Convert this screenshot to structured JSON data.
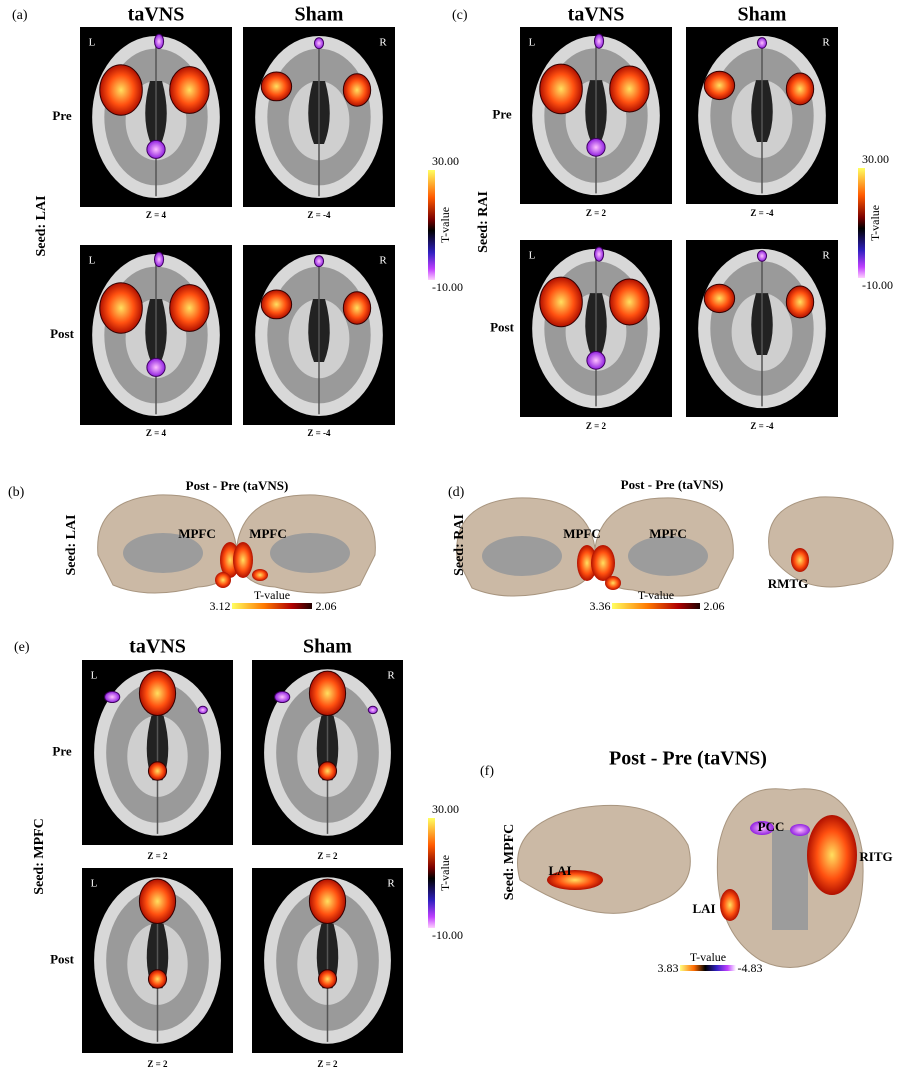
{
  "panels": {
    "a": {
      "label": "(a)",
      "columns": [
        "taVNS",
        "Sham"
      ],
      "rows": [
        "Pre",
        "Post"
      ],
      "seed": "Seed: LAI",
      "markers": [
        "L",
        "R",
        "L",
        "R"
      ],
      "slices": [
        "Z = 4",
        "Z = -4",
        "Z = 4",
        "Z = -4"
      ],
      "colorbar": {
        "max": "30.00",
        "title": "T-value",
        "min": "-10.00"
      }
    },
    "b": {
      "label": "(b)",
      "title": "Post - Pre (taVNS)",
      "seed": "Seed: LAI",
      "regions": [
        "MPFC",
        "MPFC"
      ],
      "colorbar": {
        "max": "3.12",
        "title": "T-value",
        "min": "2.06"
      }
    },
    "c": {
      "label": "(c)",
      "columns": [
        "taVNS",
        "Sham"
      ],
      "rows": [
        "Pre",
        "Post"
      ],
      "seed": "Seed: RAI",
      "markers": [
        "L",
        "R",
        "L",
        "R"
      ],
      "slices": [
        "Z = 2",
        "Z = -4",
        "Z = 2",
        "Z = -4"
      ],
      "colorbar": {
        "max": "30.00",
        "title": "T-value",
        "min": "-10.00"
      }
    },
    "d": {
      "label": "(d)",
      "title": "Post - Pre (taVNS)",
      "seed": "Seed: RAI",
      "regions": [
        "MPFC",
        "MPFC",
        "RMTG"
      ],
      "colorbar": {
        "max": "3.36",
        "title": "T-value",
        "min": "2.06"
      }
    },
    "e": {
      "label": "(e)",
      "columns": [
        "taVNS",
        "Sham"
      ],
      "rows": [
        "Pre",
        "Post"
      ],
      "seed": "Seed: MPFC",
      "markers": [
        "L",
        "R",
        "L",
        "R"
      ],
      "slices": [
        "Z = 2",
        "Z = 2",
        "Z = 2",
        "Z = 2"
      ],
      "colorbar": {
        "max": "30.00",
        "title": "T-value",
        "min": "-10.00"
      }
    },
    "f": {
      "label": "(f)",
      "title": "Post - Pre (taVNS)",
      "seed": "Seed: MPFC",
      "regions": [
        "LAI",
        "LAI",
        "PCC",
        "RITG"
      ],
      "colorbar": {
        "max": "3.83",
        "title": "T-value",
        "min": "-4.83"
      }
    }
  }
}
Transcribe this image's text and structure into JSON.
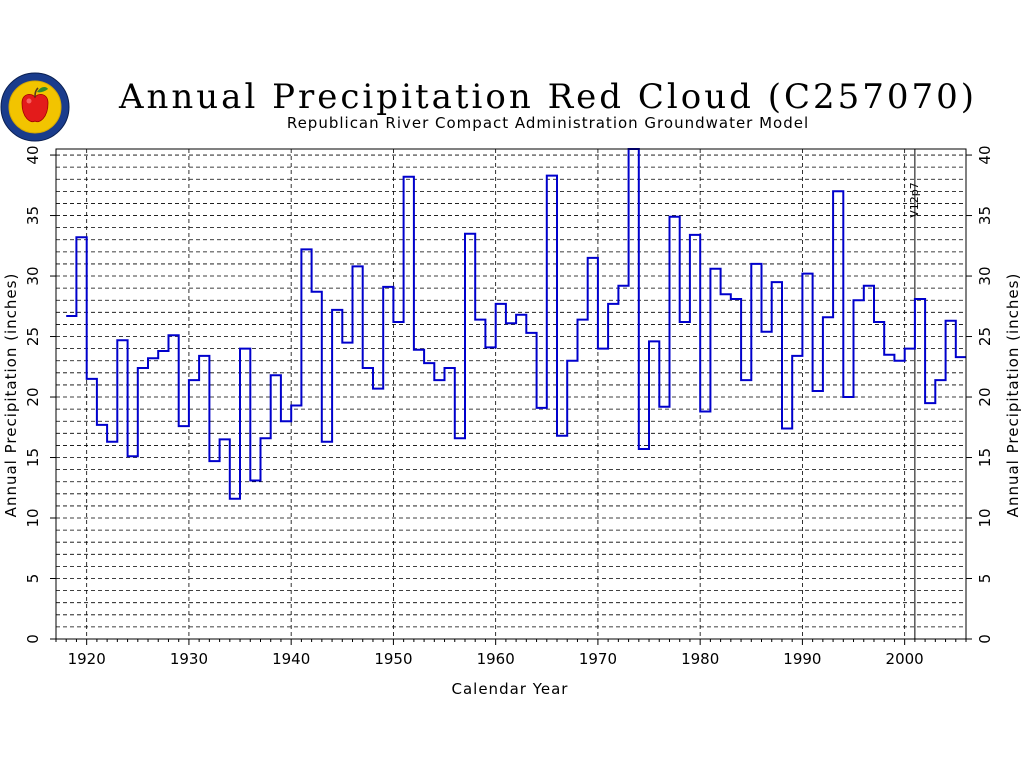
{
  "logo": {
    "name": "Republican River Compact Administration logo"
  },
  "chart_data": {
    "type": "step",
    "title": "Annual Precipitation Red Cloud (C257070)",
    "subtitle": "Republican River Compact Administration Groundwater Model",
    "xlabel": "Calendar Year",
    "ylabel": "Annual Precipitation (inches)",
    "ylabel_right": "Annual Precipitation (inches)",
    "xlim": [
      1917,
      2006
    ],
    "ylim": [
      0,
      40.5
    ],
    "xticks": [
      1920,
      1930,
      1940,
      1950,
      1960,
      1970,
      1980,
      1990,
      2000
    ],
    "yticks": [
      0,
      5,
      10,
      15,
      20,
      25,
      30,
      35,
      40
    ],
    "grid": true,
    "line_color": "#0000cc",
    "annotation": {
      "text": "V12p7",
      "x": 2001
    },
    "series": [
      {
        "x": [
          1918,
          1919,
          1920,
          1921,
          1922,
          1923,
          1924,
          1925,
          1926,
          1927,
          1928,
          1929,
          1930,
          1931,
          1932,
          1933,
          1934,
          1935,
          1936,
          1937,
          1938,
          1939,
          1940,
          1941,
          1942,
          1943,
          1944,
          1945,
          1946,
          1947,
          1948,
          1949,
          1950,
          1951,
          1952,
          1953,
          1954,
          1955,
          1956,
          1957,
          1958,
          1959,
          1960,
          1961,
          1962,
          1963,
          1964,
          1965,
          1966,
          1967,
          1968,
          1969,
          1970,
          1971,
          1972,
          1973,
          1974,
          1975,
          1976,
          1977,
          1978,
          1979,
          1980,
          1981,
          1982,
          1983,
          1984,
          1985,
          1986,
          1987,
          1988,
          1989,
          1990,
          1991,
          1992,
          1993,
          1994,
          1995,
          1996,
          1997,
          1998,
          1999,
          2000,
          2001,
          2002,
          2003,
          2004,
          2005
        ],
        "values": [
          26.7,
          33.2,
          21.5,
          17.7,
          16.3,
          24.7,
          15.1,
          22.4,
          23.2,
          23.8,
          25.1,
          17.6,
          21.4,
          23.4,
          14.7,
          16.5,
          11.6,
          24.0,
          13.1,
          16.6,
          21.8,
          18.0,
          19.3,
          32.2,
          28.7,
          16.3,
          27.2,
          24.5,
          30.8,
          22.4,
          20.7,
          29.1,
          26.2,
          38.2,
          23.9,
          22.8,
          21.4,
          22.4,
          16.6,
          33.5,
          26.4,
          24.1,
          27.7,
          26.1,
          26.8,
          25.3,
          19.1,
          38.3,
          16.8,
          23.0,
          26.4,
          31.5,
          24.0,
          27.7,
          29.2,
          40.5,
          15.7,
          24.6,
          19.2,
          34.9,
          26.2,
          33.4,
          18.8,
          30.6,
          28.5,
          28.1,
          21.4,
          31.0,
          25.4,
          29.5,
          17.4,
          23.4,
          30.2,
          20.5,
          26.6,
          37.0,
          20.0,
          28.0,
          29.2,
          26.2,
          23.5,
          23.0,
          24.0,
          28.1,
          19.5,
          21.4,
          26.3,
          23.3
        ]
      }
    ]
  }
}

- - - -

== REQUIREMENTS ==
Select all lines in the listing that include the word "Administration".

== COMPLETE OUTPUT ==
    "name": "Republican River Compact Administration logo"
    "subtitle": "Republican River Compact Administration Groundwater Model",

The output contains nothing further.